Saved entries →

####################

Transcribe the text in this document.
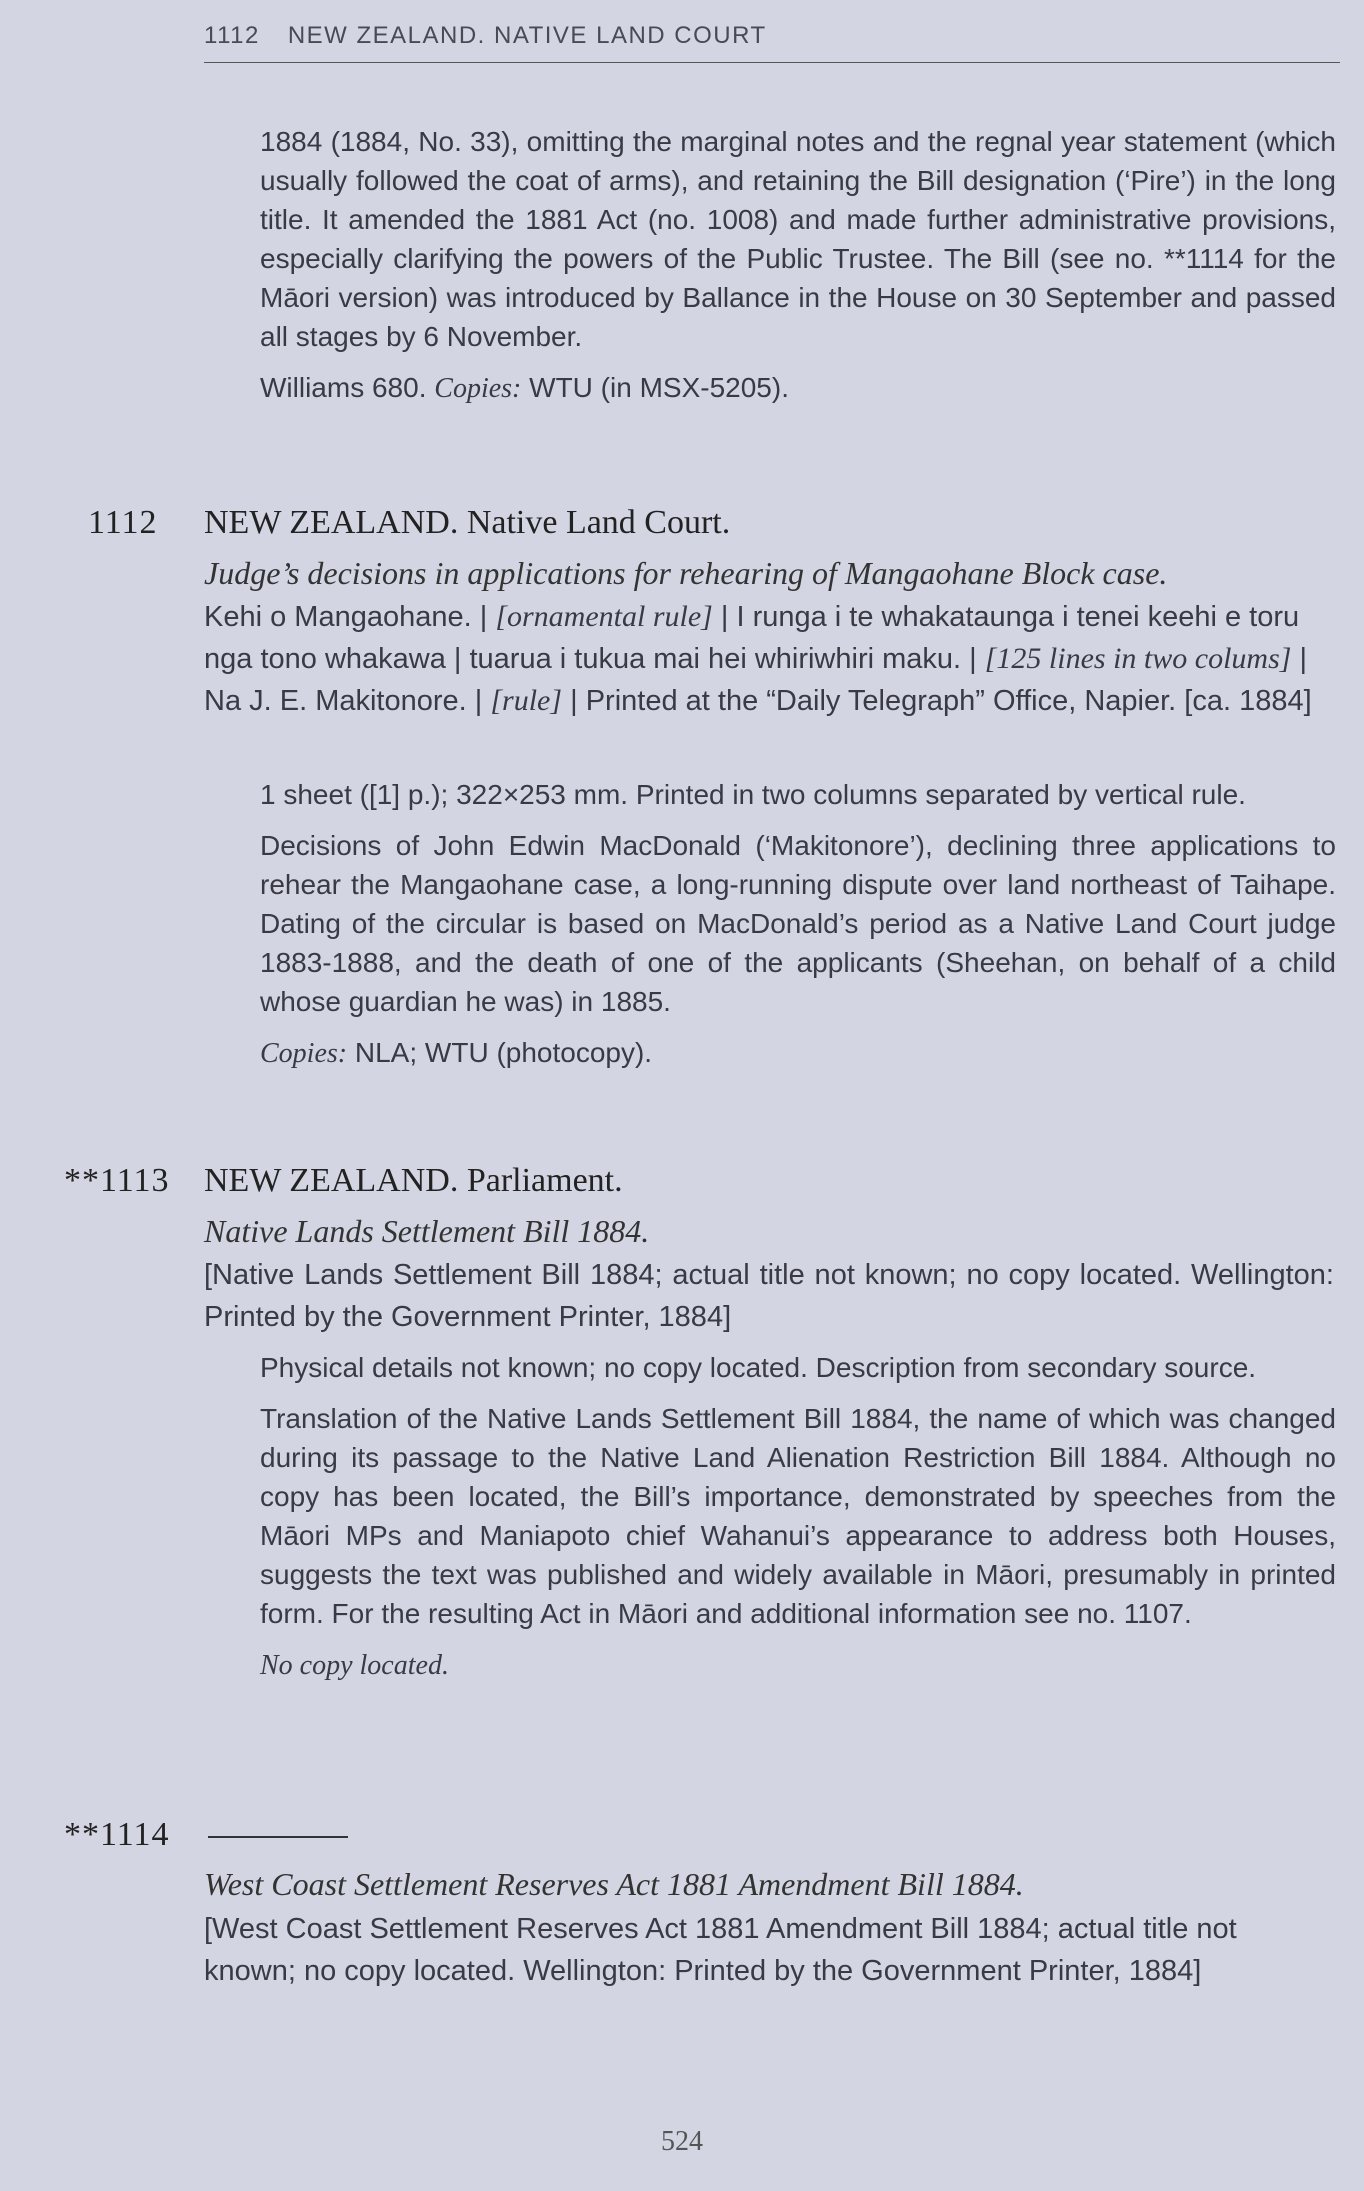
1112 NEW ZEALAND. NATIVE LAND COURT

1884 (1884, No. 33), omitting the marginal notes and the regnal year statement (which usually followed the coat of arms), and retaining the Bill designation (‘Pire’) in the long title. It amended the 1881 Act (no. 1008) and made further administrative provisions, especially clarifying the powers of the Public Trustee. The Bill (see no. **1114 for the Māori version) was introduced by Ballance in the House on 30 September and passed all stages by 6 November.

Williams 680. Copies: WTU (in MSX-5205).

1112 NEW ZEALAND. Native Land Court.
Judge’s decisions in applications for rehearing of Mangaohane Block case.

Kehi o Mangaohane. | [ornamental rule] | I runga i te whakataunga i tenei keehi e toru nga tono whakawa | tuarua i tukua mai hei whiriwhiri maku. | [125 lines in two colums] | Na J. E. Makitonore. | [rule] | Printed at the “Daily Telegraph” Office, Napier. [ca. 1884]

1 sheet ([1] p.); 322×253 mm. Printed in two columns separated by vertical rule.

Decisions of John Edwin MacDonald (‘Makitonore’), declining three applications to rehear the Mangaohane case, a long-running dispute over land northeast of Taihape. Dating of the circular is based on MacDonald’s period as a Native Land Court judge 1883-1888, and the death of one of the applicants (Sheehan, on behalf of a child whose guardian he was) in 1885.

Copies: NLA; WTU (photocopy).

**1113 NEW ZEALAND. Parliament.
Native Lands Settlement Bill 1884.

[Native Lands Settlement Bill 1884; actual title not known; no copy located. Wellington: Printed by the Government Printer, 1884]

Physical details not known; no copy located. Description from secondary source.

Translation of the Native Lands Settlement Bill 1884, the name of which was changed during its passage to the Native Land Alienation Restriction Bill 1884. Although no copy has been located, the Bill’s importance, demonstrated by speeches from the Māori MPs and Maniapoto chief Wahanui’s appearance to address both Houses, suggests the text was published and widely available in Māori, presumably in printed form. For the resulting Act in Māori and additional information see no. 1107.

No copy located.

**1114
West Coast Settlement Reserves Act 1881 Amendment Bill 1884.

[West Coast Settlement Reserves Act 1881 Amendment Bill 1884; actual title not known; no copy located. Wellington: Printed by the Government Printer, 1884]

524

####################

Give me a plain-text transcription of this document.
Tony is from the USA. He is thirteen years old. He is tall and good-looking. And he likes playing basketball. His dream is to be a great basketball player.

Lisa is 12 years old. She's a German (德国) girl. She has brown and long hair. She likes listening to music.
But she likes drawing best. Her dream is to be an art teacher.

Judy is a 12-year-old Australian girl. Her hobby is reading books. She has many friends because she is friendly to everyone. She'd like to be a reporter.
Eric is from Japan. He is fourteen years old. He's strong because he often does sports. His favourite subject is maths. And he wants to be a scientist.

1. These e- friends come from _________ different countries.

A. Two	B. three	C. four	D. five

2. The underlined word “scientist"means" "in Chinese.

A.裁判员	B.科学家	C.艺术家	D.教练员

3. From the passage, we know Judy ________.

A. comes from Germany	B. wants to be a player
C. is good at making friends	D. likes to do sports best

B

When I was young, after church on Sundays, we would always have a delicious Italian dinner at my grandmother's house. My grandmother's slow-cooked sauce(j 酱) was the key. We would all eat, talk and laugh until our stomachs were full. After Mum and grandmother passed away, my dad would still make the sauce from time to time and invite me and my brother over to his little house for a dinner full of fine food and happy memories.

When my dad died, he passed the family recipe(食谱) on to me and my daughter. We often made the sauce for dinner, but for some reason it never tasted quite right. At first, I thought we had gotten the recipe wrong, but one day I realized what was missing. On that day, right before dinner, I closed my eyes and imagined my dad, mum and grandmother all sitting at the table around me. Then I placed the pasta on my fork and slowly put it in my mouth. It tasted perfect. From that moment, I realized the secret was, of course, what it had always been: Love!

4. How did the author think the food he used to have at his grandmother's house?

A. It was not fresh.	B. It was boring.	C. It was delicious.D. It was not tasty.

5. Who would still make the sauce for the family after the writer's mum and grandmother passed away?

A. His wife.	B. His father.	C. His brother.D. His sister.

####################

What this task involves → Note each line of the entries that has "years" in it, and copy those lines.

Final result →
Tony is from the USA. He is thirteen years old. He is tall and good-looking. And he likes playing basketball. His dream is to be a great basketball player.
Lisa is 12 years old. She's a German (德国) girl. She has brown and long hair. She likes listening to music.
Eric is from Japan. He is fourteen years old. He's strong because he often does sports. His favourite subject is maths. And he wants to be a scientist.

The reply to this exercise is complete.